**Goal of the exercise**
Copy every line of the following data that includes the string "Write".

**Given records**
◆ ◆ ◆ ◆

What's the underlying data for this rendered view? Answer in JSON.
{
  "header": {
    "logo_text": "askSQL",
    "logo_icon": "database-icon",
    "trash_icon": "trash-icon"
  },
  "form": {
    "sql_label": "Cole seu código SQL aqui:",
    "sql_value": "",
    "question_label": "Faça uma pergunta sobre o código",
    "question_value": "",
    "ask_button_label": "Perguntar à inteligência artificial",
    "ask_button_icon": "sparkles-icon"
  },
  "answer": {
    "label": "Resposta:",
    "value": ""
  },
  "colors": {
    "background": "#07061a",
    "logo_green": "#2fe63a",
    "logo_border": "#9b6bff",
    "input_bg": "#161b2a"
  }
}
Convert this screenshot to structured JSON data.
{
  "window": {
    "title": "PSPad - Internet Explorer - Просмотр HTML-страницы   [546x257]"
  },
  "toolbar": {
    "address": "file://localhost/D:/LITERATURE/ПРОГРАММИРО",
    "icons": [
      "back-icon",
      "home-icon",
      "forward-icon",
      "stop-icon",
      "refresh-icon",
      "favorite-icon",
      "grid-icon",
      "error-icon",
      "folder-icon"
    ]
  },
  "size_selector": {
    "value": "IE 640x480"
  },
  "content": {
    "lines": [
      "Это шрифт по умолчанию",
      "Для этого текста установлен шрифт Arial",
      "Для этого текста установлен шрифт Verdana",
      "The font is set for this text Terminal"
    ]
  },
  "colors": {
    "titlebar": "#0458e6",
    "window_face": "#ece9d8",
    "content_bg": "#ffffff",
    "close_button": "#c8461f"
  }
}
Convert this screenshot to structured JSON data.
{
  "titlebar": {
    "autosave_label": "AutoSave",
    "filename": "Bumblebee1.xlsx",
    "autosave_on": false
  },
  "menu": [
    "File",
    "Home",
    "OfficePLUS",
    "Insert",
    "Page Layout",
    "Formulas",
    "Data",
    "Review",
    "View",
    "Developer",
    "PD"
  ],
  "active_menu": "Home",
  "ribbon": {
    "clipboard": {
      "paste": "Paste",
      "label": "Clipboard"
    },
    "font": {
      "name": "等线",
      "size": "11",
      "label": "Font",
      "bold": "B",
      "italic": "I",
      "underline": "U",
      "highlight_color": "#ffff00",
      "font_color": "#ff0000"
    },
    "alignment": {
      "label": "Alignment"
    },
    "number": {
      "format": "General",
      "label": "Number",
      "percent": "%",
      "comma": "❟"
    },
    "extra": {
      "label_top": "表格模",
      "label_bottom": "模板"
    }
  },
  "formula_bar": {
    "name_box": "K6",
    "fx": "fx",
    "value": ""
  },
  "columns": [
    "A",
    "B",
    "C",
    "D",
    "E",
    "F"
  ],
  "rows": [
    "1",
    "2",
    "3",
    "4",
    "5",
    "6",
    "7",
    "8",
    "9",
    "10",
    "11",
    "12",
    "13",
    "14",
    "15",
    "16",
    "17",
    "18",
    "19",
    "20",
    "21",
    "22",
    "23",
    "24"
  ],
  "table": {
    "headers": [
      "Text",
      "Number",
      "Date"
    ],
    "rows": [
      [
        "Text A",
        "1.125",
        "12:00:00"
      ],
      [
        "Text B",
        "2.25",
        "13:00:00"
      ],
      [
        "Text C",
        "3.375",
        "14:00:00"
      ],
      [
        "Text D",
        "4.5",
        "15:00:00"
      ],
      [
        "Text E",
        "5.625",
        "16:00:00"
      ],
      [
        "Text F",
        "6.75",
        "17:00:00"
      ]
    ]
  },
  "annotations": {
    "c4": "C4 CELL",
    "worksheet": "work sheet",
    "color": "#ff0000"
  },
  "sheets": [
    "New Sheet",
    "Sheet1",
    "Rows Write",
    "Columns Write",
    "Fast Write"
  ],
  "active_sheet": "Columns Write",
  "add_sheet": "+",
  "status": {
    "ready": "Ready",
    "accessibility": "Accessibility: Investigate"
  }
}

◆ ◆ ◆ ◆

**Output of the exercise**
    "Rows Write",
    "Columns Write",
    "Fast Write"
  "active_sheet": "Columns Write",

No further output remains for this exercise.